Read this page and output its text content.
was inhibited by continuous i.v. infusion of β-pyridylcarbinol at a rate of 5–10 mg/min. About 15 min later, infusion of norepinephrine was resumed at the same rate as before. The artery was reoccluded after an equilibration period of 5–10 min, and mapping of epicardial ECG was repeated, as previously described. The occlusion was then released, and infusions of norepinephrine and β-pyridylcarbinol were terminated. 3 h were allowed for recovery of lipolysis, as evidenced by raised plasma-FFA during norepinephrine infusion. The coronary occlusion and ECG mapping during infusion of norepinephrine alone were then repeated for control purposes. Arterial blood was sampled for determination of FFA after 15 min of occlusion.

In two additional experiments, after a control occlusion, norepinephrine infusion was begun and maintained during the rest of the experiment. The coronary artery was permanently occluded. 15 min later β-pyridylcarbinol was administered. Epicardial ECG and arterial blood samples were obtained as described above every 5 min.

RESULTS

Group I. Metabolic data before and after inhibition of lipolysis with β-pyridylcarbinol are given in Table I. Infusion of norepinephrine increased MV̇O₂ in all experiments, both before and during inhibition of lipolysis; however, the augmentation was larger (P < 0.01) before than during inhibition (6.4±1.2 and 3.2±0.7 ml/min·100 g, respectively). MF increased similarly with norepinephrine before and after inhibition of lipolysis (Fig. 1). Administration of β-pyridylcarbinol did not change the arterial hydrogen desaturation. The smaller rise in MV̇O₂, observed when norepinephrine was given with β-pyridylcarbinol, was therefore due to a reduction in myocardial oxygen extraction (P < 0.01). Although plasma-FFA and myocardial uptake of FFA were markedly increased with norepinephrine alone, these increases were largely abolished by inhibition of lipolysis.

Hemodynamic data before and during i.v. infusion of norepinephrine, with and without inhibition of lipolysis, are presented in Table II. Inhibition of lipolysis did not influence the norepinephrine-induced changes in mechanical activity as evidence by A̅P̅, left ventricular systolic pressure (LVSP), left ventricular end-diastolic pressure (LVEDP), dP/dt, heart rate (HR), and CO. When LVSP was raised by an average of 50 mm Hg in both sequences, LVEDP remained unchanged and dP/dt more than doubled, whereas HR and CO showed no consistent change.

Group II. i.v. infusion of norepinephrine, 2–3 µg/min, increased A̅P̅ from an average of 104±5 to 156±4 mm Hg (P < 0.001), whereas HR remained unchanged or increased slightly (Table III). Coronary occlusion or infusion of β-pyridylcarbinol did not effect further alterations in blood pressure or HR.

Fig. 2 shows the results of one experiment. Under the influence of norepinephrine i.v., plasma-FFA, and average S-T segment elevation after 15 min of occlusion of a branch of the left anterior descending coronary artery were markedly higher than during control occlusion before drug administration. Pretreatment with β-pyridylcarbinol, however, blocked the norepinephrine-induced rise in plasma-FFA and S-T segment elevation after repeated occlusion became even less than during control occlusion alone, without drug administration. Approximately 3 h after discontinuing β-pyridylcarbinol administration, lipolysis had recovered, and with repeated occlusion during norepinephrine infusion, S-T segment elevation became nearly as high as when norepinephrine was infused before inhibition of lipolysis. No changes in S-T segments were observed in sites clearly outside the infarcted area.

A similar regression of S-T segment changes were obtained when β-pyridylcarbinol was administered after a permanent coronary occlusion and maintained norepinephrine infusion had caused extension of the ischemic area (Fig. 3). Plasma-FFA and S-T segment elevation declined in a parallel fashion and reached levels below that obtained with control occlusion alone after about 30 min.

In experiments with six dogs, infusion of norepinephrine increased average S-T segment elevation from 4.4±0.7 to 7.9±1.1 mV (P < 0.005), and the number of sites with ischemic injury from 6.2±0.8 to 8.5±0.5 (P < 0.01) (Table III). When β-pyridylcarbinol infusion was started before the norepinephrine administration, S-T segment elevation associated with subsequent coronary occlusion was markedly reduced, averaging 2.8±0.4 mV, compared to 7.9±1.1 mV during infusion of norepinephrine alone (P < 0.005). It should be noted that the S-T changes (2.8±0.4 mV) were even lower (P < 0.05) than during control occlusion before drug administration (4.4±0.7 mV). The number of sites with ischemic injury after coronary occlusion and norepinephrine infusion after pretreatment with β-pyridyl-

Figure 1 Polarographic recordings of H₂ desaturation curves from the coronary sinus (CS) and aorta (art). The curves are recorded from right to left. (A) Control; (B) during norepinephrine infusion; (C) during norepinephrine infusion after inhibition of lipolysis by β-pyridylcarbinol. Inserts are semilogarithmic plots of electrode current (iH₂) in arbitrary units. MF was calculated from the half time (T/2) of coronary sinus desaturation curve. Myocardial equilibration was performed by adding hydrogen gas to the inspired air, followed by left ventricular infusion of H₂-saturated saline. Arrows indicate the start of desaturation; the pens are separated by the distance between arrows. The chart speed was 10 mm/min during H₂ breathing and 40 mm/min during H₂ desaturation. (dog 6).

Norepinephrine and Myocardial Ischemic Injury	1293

### What the task requires
Reproduce all of the material above word for word.

### Problem solution
Read this page and output its text content.
was inhibited by continuous i.v. infusion of β-pyridylcarbinol at a rate of 5–10 mg/min. About 15 min later, infusion of norepinephrine was resumed at the same rate as before. The artery was reoccluded after an equilibration period of 5–10 min, and mapping of epicardial ECG was repeated, as previously described. The occlusion was then released, and infusions of norepinephrine and β-pyridylcarbinol were terminated. 3 h were allowed for recovery of lipolysis, as evidenced by raised plasma-FFA during norepinephrine infusion. The coronary occlusion and ECG mapping during infusion of norepinephrine alone were then repeated for control purposes. Arterial blood was sampled for determination of FFA after 15 min of occlusion.

In two additional experiments, after a control occlusion, norepinephrine infusion was begun and maintained during the rest of the experiment. The coronary artery was permanently occluded. 15 min later β-pyridylcarbinol was administered. Epicardial ECG and arterial blood samples were obtained as described above every 5 min.

RESULTS

Group I. Metabolic data before and after inhibition of lipolysis with β-pyridylcarbinol are given in Table I. Infusion of norepinephrine increased MV̇O₂ in all experiments, both before and during inhibition of lipolysis; however, the augmentation was larger (P < 0.01) before than during inhibition (6.4±1.2 and 3.2±0.7 ml/min·100 g, respectively). MF increased similarly with norepinephrine before and after inhibition of lipolysis (Fig. 1). Administration of β-pyridylcarbinol did not change the arterial hydrogen desaturation. The smaller rise in MV̇O₂, observed when norepinephrine was given with β-pyridylcarbinol, was therefore due to a reduction in myocardial oxygen extraction (P < 0.01). Although plasma-FFA and myocardial uptake of FFA were markedly increased with norepinephrine alone, these increases were largely abolished by inhibition of lipolysis.

Hemodynamic data before and during i.v. infusion of norepinephrine, with and without inhibition of lipolysis, are presented in Table II. Inhibition of lipolysis did not influence the norepinephrine-induced changes in mechanical activity as evidence by A̅P̅, left ventricular systolic pressure (LVSP), left ventricular end-diastolic pressure (LVEDP), dP/dt, heart rate (HR), and CO. When LVSP was raised by an average of 50 mm Hg in both sequences, LVEDP remained unchanged and dP/dt more than doubled, whereas HR and CO showed no consistent change.

Group II. i.v. infusion of norepinephrine, 2–3 µg/min, increased A̅P̅ from an average of 104±5 to 156±4 mm Hg (P < 0.001), whereas HR remained unchanged or increased slightly (Table III). Coronary occlusion or infusion of β-pyridylcarbinol did not effect further alterations in blood pressure or HR.

Fig. 2 shows the results of one experiment. Under the influence of norepinephrine i.v., plasma-FFA, and average S-T segment elevation after 15 min of occlusion of a branch of the left anterior descending coronary artery were markedly higher than during control occlusion before drug administration. Pretreatment with β-pyridylcarbinol, however, blocked the norepinephrine-induced rise in plasma-FFA and S-T segment elevation after repeated occlusion became even less than during control occlusion alone, without drug administration. Approximately 3 h after discontinuing β-pyridylcarbinol administration, lipolysis had recovered, and with repeated occlusion during norepinephrine infusion, S-T segment elevation became nearly as high as when norepinephrine was infused before inhibition of lipolysis. No changes in S-T segments were observed in sites clearly outside the infarcted area.

A similar regression of S-T segment changes were obtained when β-pyridylcarbinol was administered after a permanent coronary occlusion and maintained norepinephrine infusion had caused extension of the ischemic area (Fig. 3). Plasma-FFA and S-T segment elevation declined in a parallel fashion and reached levels below that obtained with control occlusion alone after about 30 min.

In experiments with six dogs, infusion of norepinephrine increased average S-T segment elevation from 4.4±0.7 to 7.9±1.1 mV (P < 0.005), and the number of sites with ischemic injury from 6.2±0.8 to 8.5±0.5 (P < 0.01) (Table III). When β-pyridylcarbinol infusion was started before the norepinephrine administration, S-T segment elevation associated with subsequent coronary occlusion was markedly reduced, averaging 2.8±0.4 mV, compared to 7.9±1.1 mV during infusion of norepinephrine alone (P < 0.005). It should be noted that the S-T changes (2.8±0.4 mV) were even lower (P < 0.05) than during control occlusion before drug administration (4.4±0.7 mV). The number of sites with ischemic injury after coronary occlusion and norepinephrine infusion after pretreatment with β-pyridyl-

Figure 1 Polarographic recordings of H₂ desaturation curves from the coronary sinus (CS) and aorta (art). The curves are recorded from right to left. (A) Control; (B) during norepinephrine infusion; (C) during norepinephrine infusion after inhibition of lipolysis by β-pyridylcarbinol. Inserts are semilogarithmic plots of electrode current (iH₂) in arbitrary units. MF was calculated from the half time (T/2) of coronary sinus desaturation curve. Myocardial equilibration was performed by adding hydrogen gas to the inspired air, followed by left ventricular infusion of H₂-saturated saline. Arrows indicate the start of desaturation; the pens are separated by the distance between arrows. The chart speed was 10 mm/min during H₂ breathing and 40 mm/min during H₂ desaturation. (dog 6).

Norepinephrine and Myocardial Ischemic Injury	1293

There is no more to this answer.